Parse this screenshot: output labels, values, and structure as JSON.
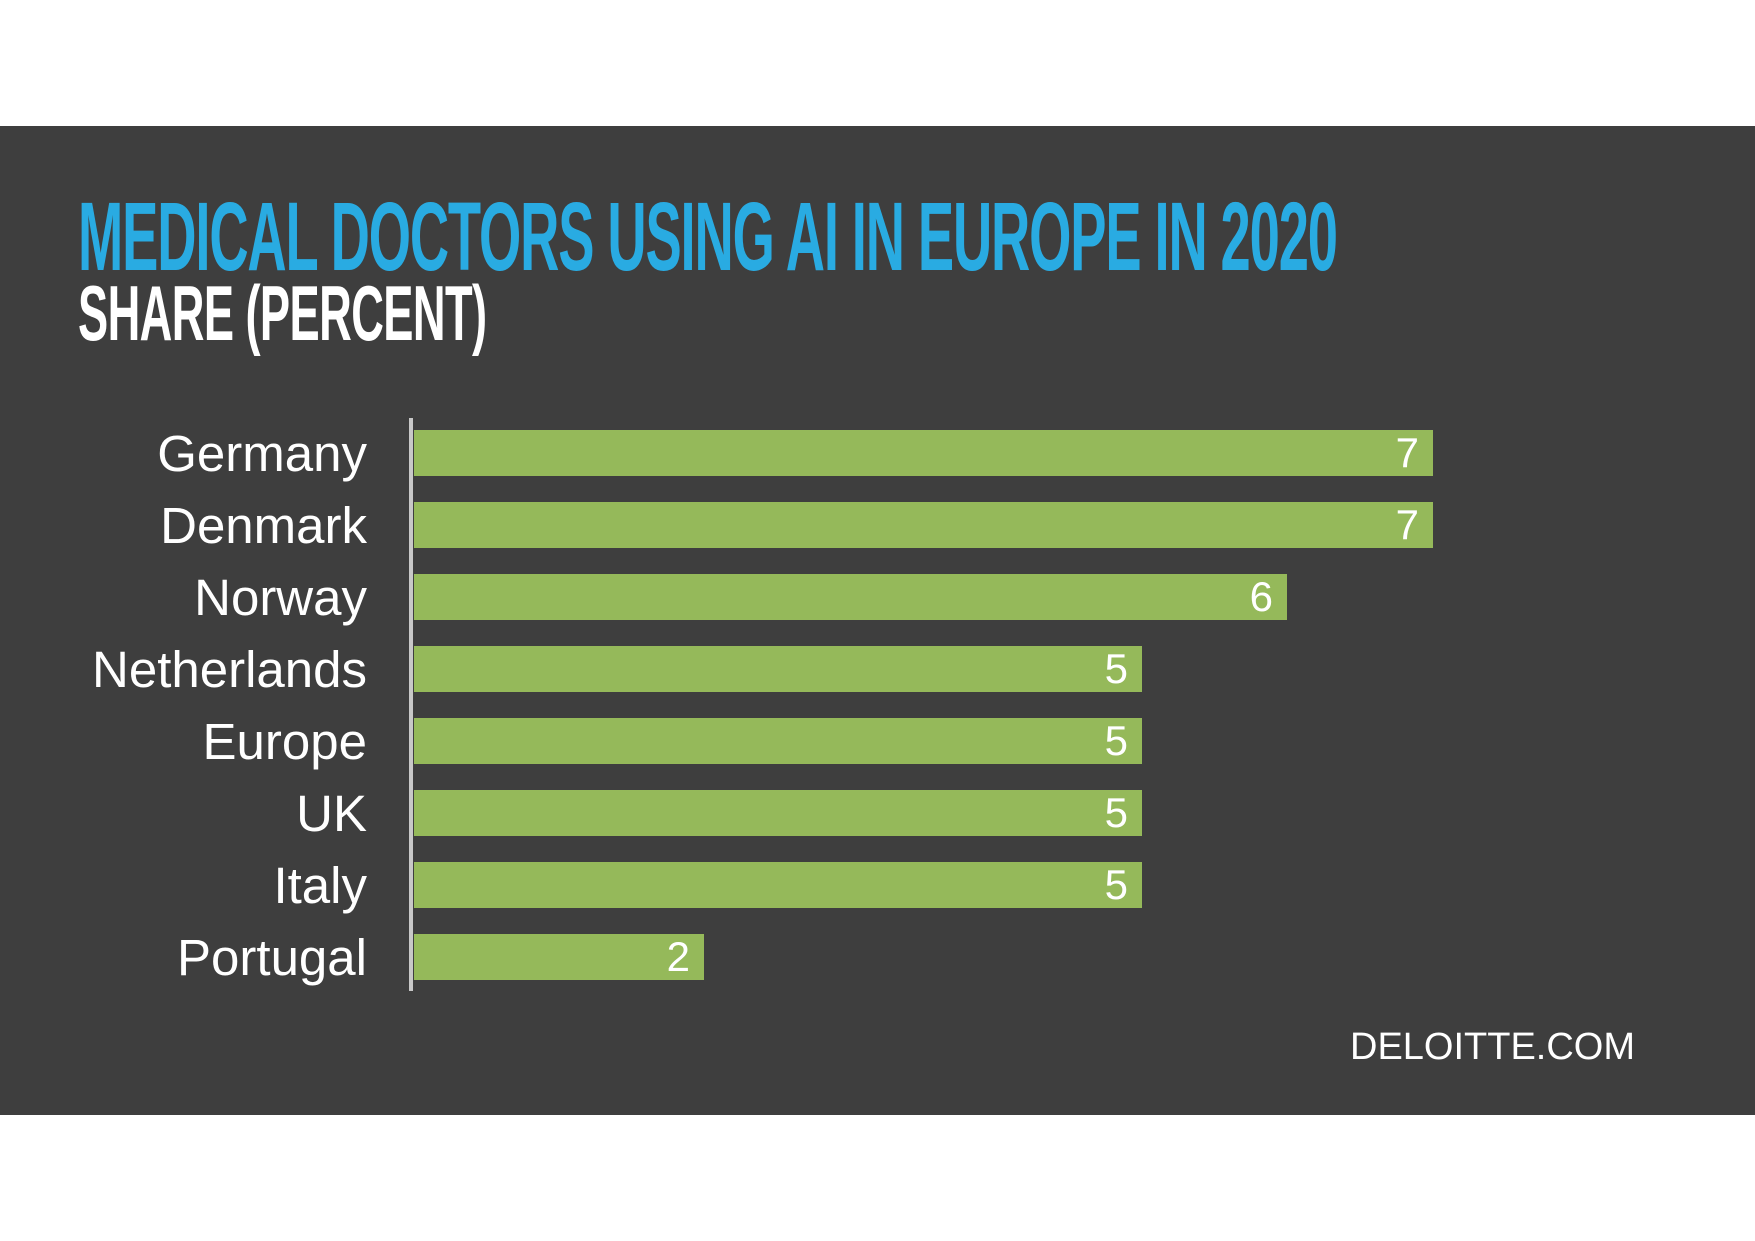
{
  "header": {
    "title": "MEDICAL DOCTORS USING AI IN EUROPE IN 2020",
    "subtitle": "SHARE (PERCENT)",
    "title_color": "#29abe2",
    "subtitle_color": "#ffffff"
  },
  "footer": {
    "source": "DELOITTE.COM"
  },
  "colors": {
    "panel_background": "#3e3e3e",
    "page_background": "#ffffff",
    "bar_green": "#95b95a",
    "axis_gray": "#c8c8c8",
    "label_white": "#ffffff"
  },
  "chart_data": {
    "type": "bar",
    "orientation": "horizontal",
    "title": "MEDICAL DOCTORS USING AI IN EUROPE IN 2020",
    "subtitle": "SHARE (PERCENT)",
    "categories": [
      "Germany",
      "Denmark",
      "Norway",
      "Netherlands",
      "Europe",
      "UK",
      "Italy",
      "Portugal"
    ],
    "values": [
      7,
      7,
      6,
      5,
      5,
      5,
      5,
      2
    ],
    "xlabel": "",
    "ylabel": "",
    "xlim": [
      0,
      7
    ],
    "grid": false,
    "legend": false,
    "value_labels_position": "inside-end",
    "bar_color": "#95b95a",
    "value_label_color": "#ffffff",
    "source": "DELOITTE.COM"
  }
}
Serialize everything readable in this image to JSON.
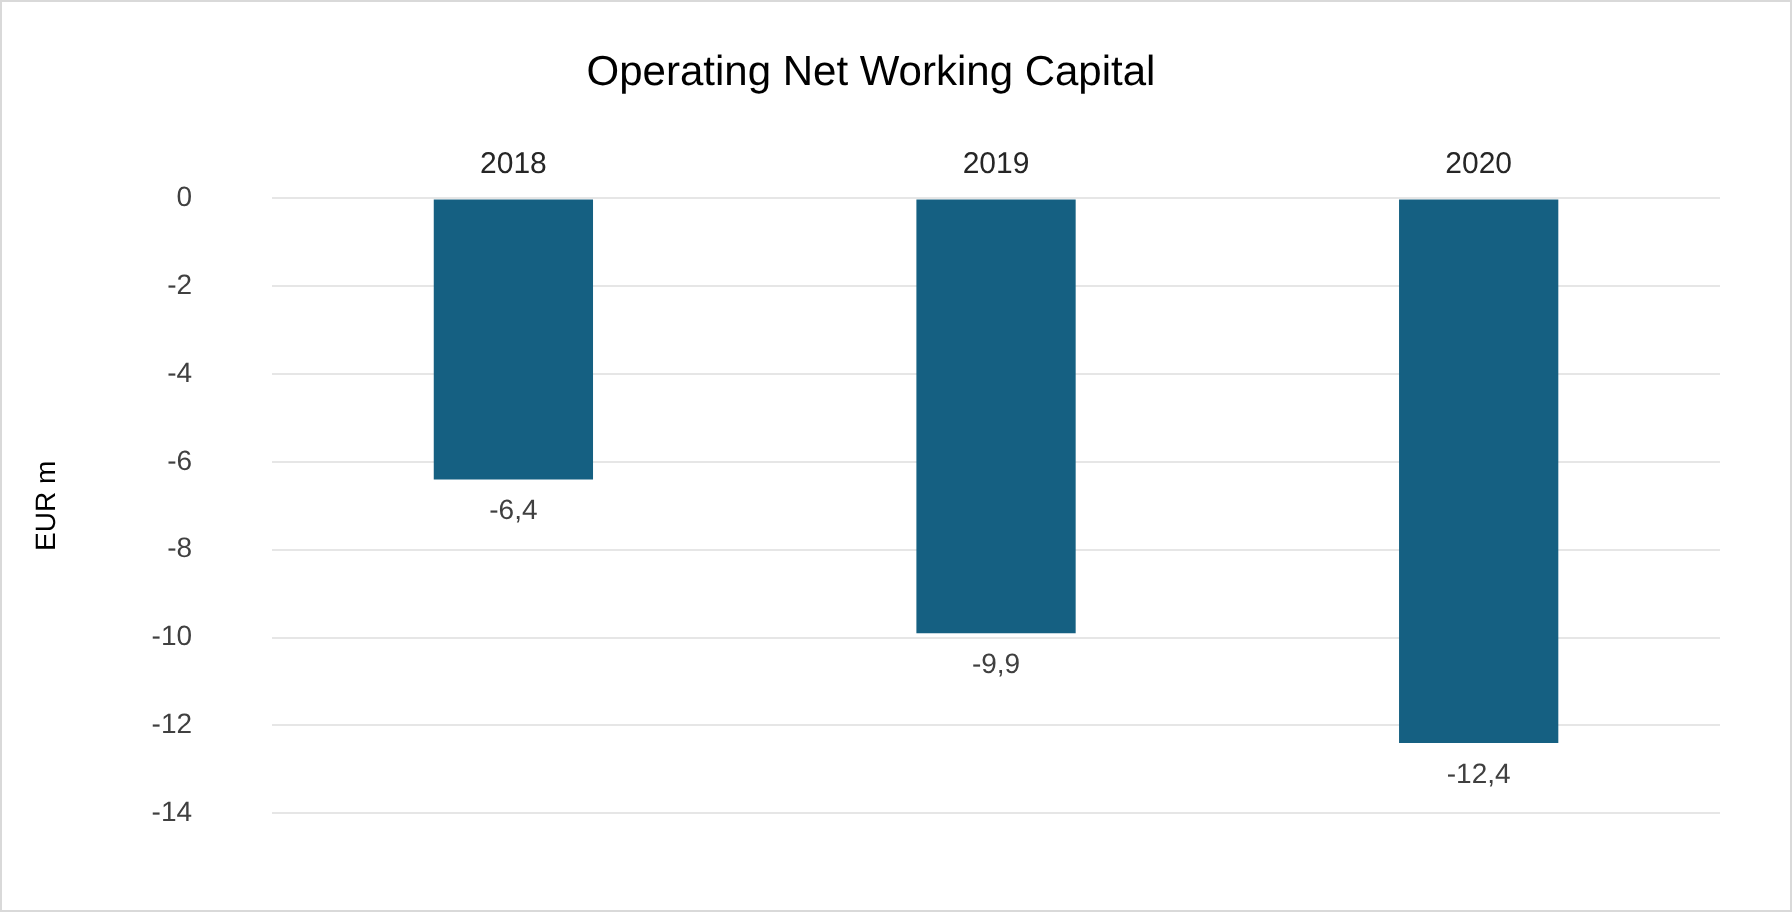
{
  "chart_data": {
    "type": "bar",
    "title": "Operating Net Working Capital",
    "ylabel": "EUR m",
    "categories": [
      "2018",
      "2019",
      "2020"
    ],
    "values": [
      -6.4,
      -9.9,
      -12.4
    ],
    "color": "#156082",
    "value_labels": [
      "-6,4",
      "-9,9",
      "-12,4"
    ],
    "ylim": [
      -14,
      0
    ],
    "yticks": [
      0,
      -2,
      -4,
      -6,
      -8,
      -10,
      -12,
      -14
    ],
    "grid": "y"
  }
}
------------------------
* STATED EXERCISE *
Make an exact copy of all entries above, dropping the images.

* SOLUTION TO THE EXERCISE *
Parse this screenshot: output labels, values, and structure as JSON.
{
  "header": {
    "title": "MEDICAL DOCTORS USING AI IN EUROPE IN 2020",
    "subtitle": "SHARE (PERCENT)",
    "title_color": "#29abe2",
    "subtitle_color": "#ffffff"
  },
  "footer": {
    "source": "DELOITTE.COM"
  },
  "colors": {
    "panel_background": "#3e3e3e",
    "page_background": "#ffffff",
    "bar_green": "#95b95a",
    "axis_gray": "#c8c8c8",
    "label_white": "#ffffff"
  },
  "chart_data": {
    "type": "bar",
    "orientation": "horizontal",
    "title": "MEDICAL DOCTORS USING AI IN EUROPE IN 2020",
    "subtitle": "SHARE (PERCENT)",
    "categories": [
      "Germany",
      "Denmark",
      "Norway",
      "Netherlands",
      "Europe",
      "UK",
      "Italy",
      "Portugal"
    ],
    "values": [
      7,
      7,
      6,
      5,
      5,
      5,
      5,
      2
    ],
    "xlabel": "",
    "ylabel": "",
    "xlim": [
      0,
      7
    ],
    "grid": false,
    "legend": false,
    "value_labels_position": "inside-end",
    "bar_color": "#95b95a",
    "value_label_color": "#ffffff",
    "source": "DELOITTE.COM"
  }
}
Serialize everything readable in this image to JSON.
{
  "chart_data": {
    "type": "bar",
    "title": "Operating Net Working Capital",
    "ylabel": "EUR m",
    "categories": [
      "2018",
      "2019",
      "2020"
    ],
    "values": [
      -6.4,
      -9.9,
      -12.4
    ],
    "color": "#156082",
    "value_labels": [
      "-6,4",
      "-9,9",
      "-12,4"
    ],
    "ylim": [
      -14,
      0
    ],
    "yticks": [
      0,
      -2,
      -4,
      -6,
      -8,
      -10,
      -12,
      -14
    ],
    "grid": "y"
  }
}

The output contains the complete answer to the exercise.